⟨

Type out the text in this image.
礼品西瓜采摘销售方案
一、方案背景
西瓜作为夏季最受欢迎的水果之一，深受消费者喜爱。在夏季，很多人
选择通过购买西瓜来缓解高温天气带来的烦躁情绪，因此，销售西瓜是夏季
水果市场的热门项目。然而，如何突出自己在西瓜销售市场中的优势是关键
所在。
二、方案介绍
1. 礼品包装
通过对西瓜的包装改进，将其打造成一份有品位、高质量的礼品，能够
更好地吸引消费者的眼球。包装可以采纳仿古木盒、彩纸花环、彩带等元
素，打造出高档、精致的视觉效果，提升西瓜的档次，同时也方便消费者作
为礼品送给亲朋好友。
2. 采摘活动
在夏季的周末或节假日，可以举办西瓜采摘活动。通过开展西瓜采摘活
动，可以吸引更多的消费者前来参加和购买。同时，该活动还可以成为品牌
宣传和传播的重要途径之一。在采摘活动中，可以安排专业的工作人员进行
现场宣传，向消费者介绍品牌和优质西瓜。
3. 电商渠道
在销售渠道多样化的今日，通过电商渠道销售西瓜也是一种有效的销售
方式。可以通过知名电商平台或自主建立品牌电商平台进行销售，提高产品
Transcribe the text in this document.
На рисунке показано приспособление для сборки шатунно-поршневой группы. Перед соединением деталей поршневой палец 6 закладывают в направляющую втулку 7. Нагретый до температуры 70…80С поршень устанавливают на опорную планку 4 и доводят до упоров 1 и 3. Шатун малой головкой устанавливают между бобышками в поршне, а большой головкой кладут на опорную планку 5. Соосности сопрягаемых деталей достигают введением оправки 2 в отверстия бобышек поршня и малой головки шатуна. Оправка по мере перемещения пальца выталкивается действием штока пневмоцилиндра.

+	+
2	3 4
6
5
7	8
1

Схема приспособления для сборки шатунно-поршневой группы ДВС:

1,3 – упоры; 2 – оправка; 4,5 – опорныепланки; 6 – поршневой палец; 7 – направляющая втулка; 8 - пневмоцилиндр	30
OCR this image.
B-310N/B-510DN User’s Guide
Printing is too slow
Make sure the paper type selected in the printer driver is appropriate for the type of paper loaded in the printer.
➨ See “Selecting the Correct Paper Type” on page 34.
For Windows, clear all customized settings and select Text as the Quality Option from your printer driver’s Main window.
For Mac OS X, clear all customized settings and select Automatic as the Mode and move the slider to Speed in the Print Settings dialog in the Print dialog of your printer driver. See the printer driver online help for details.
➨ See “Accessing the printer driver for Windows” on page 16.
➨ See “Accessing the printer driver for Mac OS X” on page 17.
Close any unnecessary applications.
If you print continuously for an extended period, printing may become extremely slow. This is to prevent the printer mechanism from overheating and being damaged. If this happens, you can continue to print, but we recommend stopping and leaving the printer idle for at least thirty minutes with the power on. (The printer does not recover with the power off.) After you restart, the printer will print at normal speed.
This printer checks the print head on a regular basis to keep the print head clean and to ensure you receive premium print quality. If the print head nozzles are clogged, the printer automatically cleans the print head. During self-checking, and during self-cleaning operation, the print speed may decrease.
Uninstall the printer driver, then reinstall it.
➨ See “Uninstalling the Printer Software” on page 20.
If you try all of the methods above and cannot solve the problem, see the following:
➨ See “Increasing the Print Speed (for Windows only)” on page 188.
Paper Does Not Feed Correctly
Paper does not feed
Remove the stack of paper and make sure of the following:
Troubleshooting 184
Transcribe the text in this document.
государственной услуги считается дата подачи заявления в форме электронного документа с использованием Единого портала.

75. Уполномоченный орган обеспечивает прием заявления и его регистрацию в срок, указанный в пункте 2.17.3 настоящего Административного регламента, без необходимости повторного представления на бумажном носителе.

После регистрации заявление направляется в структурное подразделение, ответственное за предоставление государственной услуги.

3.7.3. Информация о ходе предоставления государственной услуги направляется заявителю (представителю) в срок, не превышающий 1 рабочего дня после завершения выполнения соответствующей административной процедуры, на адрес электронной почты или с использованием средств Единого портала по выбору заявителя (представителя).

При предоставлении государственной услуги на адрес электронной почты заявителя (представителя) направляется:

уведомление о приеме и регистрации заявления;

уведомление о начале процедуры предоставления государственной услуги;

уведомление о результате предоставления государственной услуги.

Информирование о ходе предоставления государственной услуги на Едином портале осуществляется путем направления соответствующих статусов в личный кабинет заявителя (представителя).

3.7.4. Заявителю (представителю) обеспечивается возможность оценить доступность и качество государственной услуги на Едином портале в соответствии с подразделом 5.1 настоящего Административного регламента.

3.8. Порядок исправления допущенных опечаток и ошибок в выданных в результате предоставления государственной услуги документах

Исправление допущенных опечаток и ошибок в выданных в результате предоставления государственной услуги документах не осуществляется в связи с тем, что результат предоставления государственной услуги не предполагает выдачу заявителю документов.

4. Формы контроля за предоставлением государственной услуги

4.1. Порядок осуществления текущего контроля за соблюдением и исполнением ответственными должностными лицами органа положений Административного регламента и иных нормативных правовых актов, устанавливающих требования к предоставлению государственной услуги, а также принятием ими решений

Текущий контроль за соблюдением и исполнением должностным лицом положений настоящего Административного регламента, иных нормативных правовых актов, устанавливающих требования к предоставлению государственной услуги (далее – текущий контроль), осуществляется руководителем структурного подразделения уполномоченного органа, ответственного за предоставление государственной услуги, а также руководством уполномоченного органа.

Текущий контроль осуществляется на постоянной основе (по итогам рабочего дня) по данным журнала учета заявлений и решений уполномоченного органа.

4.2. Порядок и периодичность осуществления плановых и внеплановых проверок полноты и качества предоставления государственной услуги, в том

⟩

YOUR OBJECTIVE >> Each entry above is to be printed again exactly.

TASK ANSWER >>
Type out the text in this image.
礼品西瓜采摘销售方案
一、方案背景
西瓜作为夏季最受欢迎的水果之一，深受消费者喜爱。在夏季，很多人
选择通过购买西瓜来缓解高温天气带来的烦躁情绪，因此，销售西瓜是夏季
水果市场的热门项目。然而，如何突出自己在西瓜销售市场中的优势是关键
所在。
二、方案介绍
1. 礼品包装
通过对西瓜的包装改进，将其打造成一份有品位、高质量的礼品，能够
更好地吸引消费者的眼球。包装可以采纳仿古木盒、彩纸花环、彩带等元
素，打造出高档、精致的视觉效果，提升西瓜的档次，同时也方便消费者作
为礼品送给亲朋好友。
2. 采摘活动
在夏季的周末或节假日，可以举办西瓜采摘活动。通过开展西瓜采摘活
动，可以吸引更多的消费者前来参加和购买。同时，该活动还可以成为品牌
宣传和传播的重要途径之一。在采摘活动中，可以安排专业的工作人员进行
现场宣传，向消费者介绍品牌和优质西瓜。
3. 电商渠道
在销售渠道多样化的今日，通过电商渠道销售西瓜也是一种有效的销售
方式。可以通过知名电商平台或自主建立品牌电商平台进行销售，提高产品
Transcribe the text in this document.
На рисунке показано приспособление для сборки шатунно-поршневой группы. Перед соединением деталей поршневой палец 6 закладывают в направляющую втулку 7. Нагретый до температуры 70…80С поршень устанавливают на опорную планку 4 и доводят до упоров 1 и 3. Шатун малой головкой устанавливают между бобышками в поршне, а большой головкой кладут на опорную планку 5. Соосности сопрягаемых деталей достигают введением оправки 2 в отверстия бобышек поршня и малой головки шатуна. Оправка по мере перемещения пальца выталкивается действием штока пневмоцилиндра.

+	+
2	3 4
6
5
7	8
1

Схема приспособления для сборки шатунно-поршневой группы ДВС:

1,3 – упоры; 2 – оправка; 4,5 – опорныепланки; 6 – поршневой палец; 7 – направляющая втулка; 8 - пневмоцилиндр	30
OCR this image.
B-310N/B-510DN User’s Guide
Printing is too slow
Make sure the paper type selected in the printer driver is appropriate for the type of paper loaded in the printer.
➨ See “Selecting the Correct Paper Type” on page 34.
For Windows, clear all customized settings and select Text as the Quality Option from your printer driver’s Main window.
For Mac OS X, clear all customized settings and select Automatic as the Mode and move the slider to Speed in the Print Settings dialog in the Print dialog of your printer driver. See the printer driver online help for details.
➨ See “Accessing the printer driver for Windows” on page 16.
➨ See “Accessing the printer driver for Mac OS X” on page 17.
Close any unnecessary applications.
If you print continuously for an extended period, printing may become extremely slow. This is to prevent the printer mechanism from overheating and being damaged. If this happens, you can continue to print, but we recommend stopping and leaving the printer idle for at least thirty minutes with the power on. (The printer does not recover with the power off.) After you restart, the printer will print at normal speed.
This printer checks the print head on a regular basis to keep the print head clean and to ensure you receive premium print quality. If the print head nozzles are clogged, the printer automatically cleans the print head. During self-checking, and during self-cleaning operation, the print speed may decrease.
Uninstall the printer driver, then reinstall it.
➨ See “Uninstalling the Printer Software” on page 20.
If you try all of the methods above and cannot solve the problem, see the following:
➨ See “Increasing the Print Speed (for Windows only)” on page 188.
Paper Does Not Feed Correctly
Paper does not feed
Remove the stack of paper and make sure of the following:
Troubleshooting 184
Transcribe the text in this document.
государственной услуги считается дата подачи заявления в форме электронного документа с использованием Единого портала.

75. Уполномоченный орган обеспечивает прием заявления и его регистрацию в срок, указанный в пункте 2.17.3 настоящего Административного регламента, без необходимости повторного представления на бумажном носителе.

После регистрации заявление направляется в структурное подразделение, ответственное за предоставление государственной услуги.

3.7.3. Информация о ходе предоставления государственной услуги направляется заявителю (представителю) в срок, не превышающий 1 рабочего дня после завершения выполнения соответствующей административной процедуры, на адрес электронной почты или с использованием средств Единого портала по выбору заявителя (представителя).

При предоставлении государственной услуги на адрес электронной почты заявителя (представителя) направляется:

уведомление о приеме и регистрации заявления;

уведомление о начале процедуры предоставления государственной услуги;

уведомление о результате предоставления государственной услуги.

Информирование о ходе предоставления государственной услуги на Едином портале осуществляется путем направления соответствующих статусов в личный кабинет заявителя (представителя).

3.7.4. Заявителю (представителю) обеспечивается возможность оценить доступность и качество государственной услуги на Едином портале в соответствии с подразделом 5.1 настоящего Административного регламента.

3.8. Порядок исправления допущенных опечаток и ошибок в выданных в результате предоставления государственной услуги документах

Исправление допущенных опечаток и ошибок в выданных в результате предоставления государственной услуги документах не осуществляется в связи с тем, что результат предоставления государственной услуги не предполагает выдачу заявителю документов.

4. Формы контроля за предоставлением государственной услуги

4.1. Порядок осуществления текущего контроля за соблюдением и исполнением ответственными должностными лицами органа положений Административного регламента и иных нормативных правовых актов, устанавливающих требования к предоставлению государственной услуги, а также принятием ими решений

Текущий контроль за соблюдением и исполнением должностным лицом положений настоящего Административного регламента, иных нормативных правовых актов, устанавливающих требования к предоставлению государственной услуги (далее – текущий контроль), осуществляется руководителем структурного подразделения уполномоченного органа, ответственного за предоставление государственной услуги, а также руководством уполномоченного органа.

Текущий контроль осуществляется на постоянной основе (по итогам рабочего дня) по данным журнала учета заявлений и решений уполномоченного органа.

4.2. Порядок и периодичность осуществления плановых и внеплановых проверок полноты и качества предоставления государственной услуги, в том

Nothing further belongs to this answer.